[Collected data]
(begin)

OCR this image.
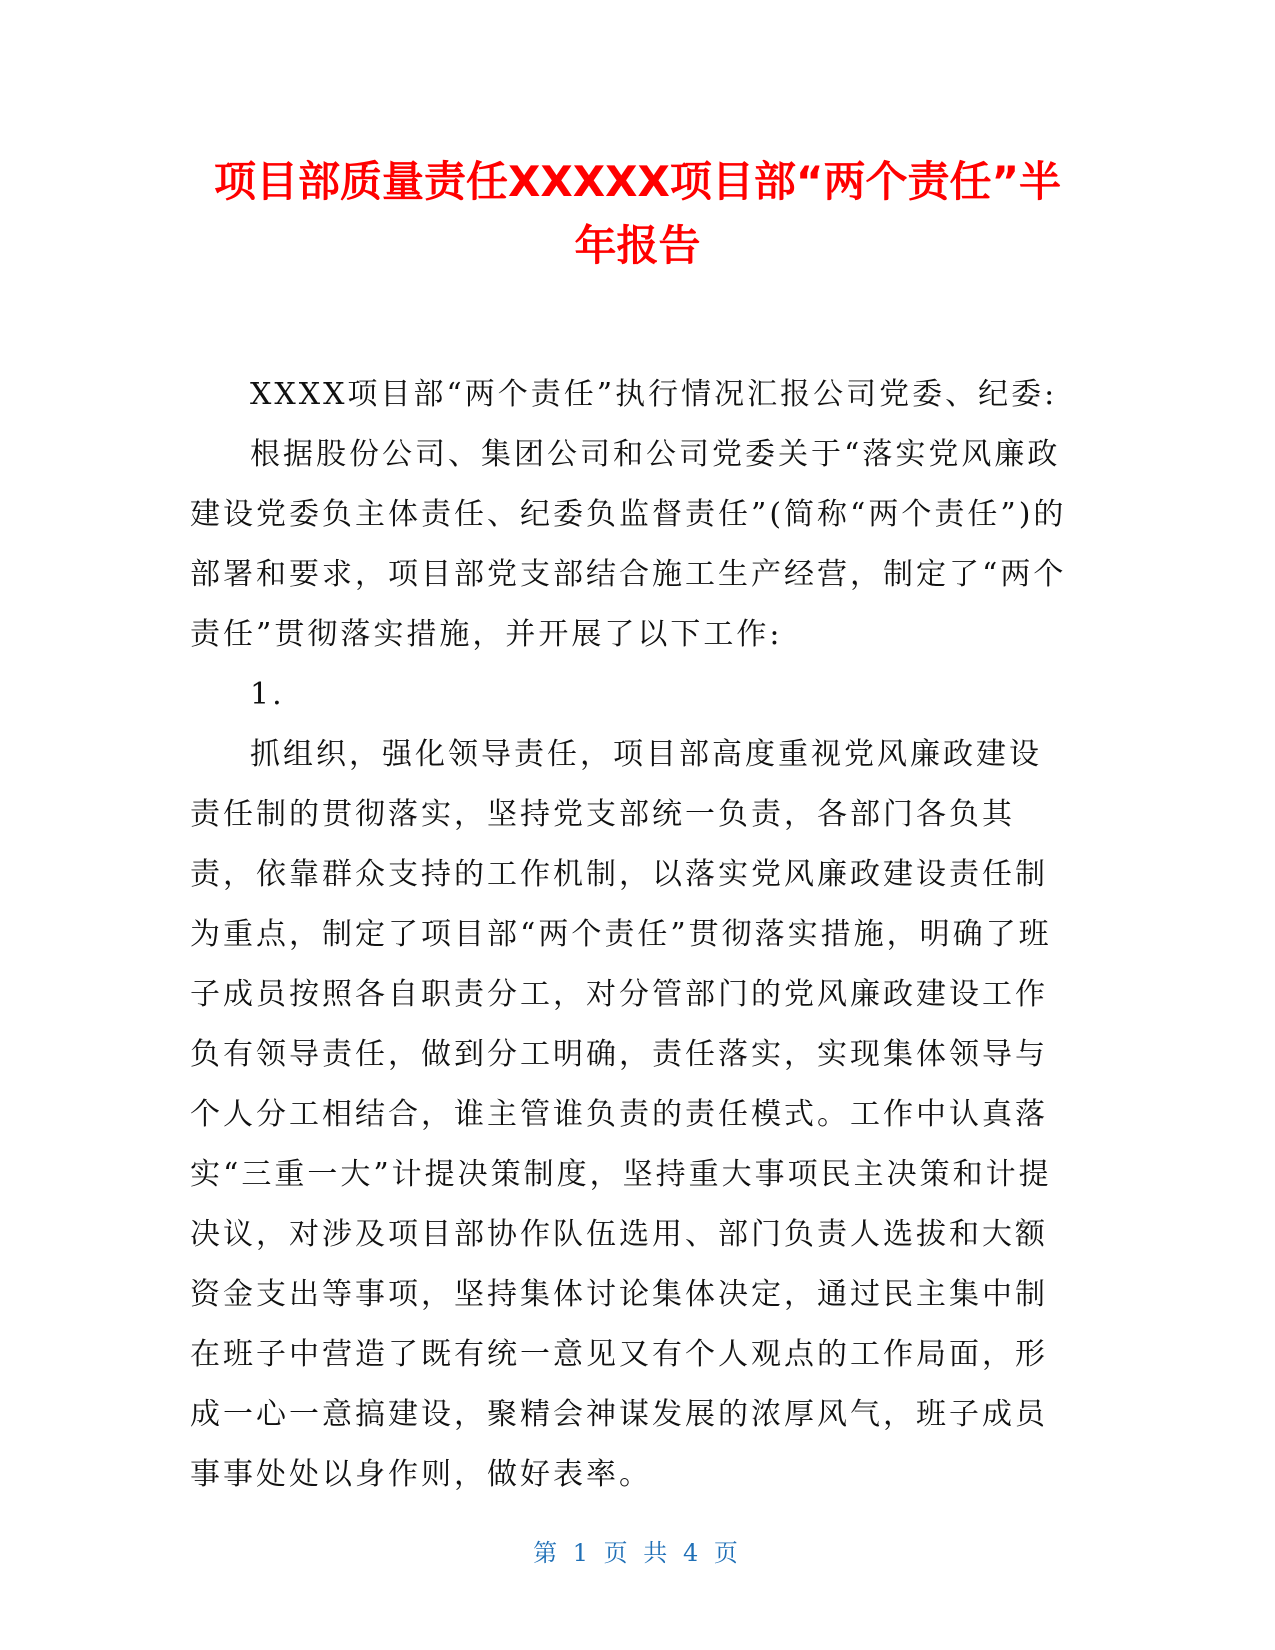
项目部质量责任XXXXX项目部“两个责任”半
年报告

XXXX项目部“两个责任”执行情况汇报公司党委、纪委:

根据股份公司、集团公司和公司党委关于“落实党风廉政建设党委负主体责任、纪委负监督责任”(简称“两个责任”)的部署和要求，项目部党支部结合施工生产经营，制定了“两个责任”贯彻落实措施，并开展了以下工作:

1.

抓组织，强化领导责任，项目部高度重视党风廉政建设责任制的贯彻落实，坚持党支部统一负责，各部门各负其责，依靠群众支持的工作机制，以落实党风廉政建设责任制为重点，制定了项目部“两个责任”贯彻落实措施，明确了班子成员按照各自职责分工，对分管部门的党风廉政建设工作负有领导责任，做到分工明确，责任落实，实现集体领导与个人分工相结合，谁主管谁负责的责任模式。工作中认真落实“三重一大”计提决策制度，坚持重大事项民主决策和计提决议，对涉及项目部协作队伍选用、部门负责人选拔和大额资金支出等事项，坚持集体讨论集体决定，通过民主集中制在班子中营造了既有统一意见又有个人观点的工作局面，形成一心一意搞建设，聚精会神谋发展的浓厚风气，班子成员事事处处以身作则，做好表率。

第 1 页 共 4 页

(end)

Given instruction ▸
Copy out all lines from the material above that contain the string "两个责任".

Expected output ▸
项目部质量责任XXXXX项目部“两个责任”半
XXXX项目部“两个责任”执行情况汇报公司党委、纪委:
根据股份公司、集团公司和公司党委关于“落实党风廉政建设党委负主体责任、纪委负监督责任”(简称“两个责任”)的部署和要求，项目部党支部结合施工生产经营，制定了“两个责任”贯彻落实措施，并开展了以下工作:
抓组织，强化领导责任，项目部高度重视党风廉政建设责任制的贯彻落实，坚持党支部统一负责，各部门各负其责，依靠群众支持的工作机制，以落实党风廉政建设责任制为重点，制定了项目部“两个责任”贯彻落实措施，明确了班子成员按照各自职责分工，对分管部门的党风廉政建设工作负有领导责任，做到分工明确，责任落实，实现集体领导与个人分工相结合，谁主管谁负责的责任模式。工作中认真落实“三重一大”计提决策制度，坚持重大事项民主决策和计提决议，对涉及项目部协作队伍选用、部门负责人选拔和大额资金支出等事项，坚持集体讨论集体决定，通过民主集中制在班子中营造了既有统一意见又有个人观点的工作局面，形成一心一意搞建设，聚精会神谋发展的浓厚风气，班子成员事事处处以身作则，做好表率。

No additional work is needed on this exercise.